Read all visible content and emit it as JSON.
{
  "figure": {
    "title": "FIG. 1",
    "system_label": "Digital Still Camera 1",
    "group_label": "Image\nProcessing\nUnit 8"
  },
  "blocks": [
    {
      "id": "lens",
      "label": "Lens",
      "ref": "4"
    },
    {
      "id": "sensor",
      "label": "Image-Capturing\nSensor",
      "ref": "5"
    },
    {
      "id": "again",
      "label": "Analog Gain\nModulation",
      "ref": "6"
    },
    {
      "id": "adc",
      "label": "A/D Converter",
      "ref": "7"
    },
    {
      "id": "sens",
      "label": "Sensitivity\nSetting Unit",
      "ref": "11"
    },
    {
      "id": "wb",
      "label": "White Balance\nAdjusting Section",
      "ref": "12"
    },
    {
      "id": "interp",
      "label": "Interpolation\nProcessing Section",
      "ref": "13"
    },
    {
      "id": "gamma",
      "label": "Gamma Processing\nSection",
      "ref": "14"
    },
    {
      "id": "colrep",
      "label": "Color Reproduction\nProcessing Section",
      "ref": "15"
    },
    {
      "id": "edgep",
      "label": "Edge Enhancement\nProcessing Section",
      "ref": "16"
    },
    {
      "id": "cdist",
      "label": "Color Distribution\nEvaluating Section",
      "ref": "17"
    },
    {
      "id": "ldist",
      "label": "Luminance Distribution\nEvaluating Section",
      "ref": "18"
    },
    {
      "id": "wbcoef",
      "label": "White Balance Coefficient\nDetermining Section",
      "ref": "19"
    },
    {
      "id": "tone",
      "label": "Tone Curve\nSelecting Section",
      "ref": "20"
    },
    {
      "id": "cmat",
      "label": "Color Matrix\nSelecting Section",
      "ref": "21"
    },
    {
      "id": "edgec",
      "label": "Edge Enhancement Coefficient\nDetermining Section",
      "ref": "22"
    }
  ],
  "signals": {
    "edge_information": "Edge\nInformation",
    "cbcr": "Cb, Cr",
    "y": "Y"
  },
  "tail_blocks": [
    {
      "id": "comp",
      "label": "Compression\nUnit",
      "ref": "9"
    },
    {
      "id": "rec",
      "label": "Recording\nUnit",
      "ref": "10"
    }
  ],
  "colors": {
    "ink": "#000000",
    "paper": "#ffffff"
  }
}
___
**What to produce:**
Identify the lines above with the word "nUnit". Copy them.

**Reply to the task:**
    "group_label": "Image\nProcessing\nUnit 8"
      "label": "Compression\nUnit",
      "label": "Recording\nUnit",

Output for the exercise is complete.